>> Start DATA IN THIS EXERCISE

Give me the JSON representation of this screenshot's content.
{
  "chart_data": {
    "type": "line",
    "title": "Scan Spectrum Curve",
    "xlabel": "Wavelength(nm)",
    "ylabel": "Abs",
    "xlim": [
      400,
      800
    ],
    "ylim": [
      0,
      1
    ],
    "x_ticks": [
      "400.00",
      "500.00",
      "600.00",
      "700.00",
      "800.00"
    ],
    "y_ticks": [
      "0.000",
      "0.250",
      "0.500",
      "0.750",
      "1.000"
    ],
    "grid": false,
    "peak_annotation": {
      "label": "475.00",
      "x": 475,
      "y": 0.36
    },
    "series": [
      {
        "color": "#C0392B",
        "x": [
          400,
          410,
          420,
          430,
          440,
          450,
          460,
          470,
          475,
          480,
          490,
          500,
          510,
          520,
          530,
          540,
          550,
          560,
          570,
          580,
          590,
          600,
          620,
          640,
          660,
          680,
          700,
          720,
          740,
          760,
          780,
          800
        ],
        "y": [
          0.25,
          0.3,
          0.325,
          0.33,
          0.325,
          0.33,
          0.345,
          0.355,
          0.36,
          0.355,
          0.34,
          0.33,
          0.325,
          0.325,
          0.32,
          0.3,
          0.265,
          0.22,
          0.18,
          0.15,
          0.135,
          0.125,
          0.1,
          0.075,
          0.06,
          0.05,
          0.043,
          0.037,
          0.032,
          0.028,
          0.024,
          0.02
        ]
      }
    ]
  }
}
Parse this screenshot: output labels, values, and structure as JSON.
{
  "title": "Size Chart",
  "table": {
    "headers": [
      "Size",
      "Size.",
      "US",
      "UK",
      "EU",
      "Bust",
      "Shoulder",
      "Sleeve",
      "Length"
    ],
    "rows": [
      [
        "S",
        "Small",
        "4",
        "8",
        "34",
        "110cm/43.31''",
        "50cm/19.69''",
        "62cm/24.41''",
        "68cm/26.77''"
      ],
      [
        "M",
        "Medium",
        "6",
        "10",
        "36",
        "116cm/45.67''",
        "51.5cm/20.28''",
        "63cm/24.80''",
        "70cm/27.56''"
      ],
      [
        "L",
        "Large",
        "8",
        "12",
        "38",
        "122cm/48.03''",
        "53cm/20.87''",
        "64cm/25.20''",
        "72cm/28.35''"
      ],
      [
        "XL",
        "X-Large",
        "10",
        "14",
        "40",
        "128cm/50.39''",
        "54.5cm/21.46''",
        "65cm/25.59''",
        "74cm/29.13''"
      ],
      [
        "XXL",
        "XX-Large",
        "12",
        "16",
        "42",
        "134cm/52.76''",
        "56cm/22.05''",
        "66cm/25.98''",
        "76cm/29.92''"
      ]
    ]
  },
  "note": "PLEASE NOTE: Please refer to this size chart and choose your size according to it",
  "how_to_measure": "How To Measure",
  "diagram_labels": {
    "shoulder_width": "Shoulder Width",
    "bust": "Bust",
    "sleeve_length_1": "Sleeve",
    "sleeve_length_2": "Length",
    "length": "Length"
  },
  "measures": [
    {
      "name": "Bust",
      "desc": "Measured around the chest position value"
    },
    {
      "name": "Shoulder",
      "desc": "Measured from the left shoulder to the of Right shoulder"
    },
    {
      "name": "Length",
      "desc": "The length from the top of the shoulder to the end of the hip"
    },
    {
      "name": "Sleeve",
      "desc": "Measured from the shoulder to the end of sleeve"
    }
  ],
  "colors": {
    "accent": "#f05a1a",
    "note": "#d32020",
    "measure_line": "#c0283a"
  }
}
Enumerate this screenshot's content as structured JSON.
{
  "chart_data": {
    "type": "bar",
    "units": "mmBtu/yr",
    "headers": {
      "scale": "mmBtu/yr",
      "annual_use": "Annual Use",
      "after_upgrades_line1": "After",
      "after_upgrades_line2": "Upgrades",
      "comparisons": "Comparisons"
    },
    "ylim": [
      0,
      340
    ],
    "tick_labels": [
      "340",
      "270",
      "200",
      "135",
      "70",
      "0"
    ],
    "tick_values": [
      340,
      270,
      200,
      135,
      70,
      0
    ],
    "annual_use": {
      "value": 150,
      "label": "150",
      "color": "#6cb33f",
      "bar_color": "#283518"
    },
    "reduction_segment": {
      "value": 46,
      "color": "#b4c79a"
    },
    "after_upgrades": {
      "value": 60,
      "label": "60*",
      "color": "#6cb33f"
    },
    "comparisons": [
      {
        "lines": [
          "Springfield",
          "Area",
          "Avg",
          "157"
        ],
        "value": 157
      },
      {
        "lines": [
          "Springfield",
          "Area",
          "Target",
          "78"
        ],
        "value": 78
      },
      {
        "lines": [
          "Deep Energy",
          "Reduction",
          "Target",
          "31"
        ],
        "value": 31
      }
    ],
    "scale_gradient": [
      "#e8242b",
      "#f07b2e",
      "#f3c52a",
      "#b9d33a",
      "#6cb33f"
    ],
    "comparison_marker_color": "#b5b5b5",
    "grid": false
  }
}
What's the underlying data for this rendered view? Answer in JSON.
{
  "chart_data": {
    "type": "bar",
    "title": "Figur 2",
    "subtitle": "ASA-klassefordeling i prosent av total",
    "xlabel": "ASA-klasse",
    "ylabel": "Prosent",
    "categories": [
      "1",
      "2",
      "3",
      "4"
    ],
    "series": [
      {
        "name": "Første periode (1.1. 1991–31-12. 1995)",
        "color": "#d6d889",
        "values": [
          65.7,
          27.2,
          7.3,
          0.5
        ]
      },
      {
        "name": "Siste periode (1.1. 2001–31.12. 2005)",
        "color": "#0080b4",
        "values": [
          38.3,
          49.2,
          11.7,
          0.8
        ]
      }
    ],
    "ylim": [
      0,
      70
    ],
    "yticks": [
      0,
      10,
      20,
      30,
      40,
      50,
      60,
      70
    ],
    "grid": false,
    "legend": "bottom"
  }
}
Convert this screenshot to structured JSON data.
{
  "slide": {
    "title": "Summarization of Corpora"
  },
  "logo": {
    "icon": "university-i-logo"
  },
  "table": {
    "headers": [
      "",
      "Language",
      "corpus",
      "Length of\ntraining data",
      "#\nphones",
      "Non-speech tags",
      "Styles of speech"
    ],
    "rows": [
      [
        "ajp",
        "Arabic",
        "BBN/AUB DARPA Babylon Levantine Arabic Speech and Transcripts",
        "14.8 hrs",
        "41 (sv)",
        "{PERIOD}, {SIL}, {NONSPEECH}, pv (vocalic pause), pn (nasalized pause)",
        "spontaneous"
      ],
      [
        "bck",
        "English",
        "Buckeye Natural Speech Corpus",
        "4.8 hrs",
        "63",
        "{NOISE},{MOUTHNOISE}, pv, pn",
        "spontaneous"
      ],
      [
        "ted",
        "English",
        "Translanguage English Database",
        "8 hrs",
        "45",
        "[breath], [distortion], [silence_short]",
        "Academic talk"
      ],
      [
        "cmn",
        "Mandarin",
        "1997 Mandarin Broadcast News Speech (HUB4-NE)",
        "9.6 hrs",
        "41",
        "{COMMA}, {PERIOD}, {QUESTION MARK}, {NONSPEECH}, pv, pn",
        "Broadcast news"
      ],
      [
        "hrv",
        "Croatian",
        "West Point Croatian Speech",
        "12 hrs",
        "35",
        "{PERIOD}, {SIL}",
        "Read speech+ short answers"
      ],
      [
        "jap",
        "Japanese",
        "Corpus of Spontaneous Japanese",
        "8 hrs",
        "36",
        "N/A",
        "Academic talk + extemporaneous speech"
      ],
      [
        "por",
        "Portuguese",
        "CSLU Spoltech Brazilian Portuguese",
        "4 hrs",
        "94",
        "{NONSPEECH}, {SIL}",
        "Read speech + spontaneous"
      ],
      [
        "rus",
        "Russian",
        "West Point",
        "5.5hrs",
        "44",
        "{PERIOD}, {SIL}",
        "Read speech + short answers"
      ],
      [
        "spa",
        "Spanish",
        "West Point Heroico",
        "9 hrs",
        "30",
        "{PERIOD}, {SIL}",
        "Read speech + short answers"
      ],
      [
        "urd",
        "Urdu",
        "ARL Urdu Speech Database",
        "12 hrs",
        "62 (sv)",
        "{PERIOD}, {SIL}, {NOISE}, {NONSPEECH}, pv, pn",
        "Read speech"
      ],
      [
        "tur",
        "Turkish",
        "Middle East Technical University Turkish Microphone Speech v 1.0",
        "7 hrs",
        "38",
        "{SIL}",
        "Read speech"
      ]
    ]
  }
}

>> End DATA IN THIS EXERCISE

*DIRECTIVE*.
Show all lines from the records above where the word "periode" occurs.

*RESPONSE TO THIS EXERCISE*.
        "name": "Første periode (1.1. 1991–31-12. 1995)",
        "name": "Siste periode (1.1. 2001–31.12. 2005)",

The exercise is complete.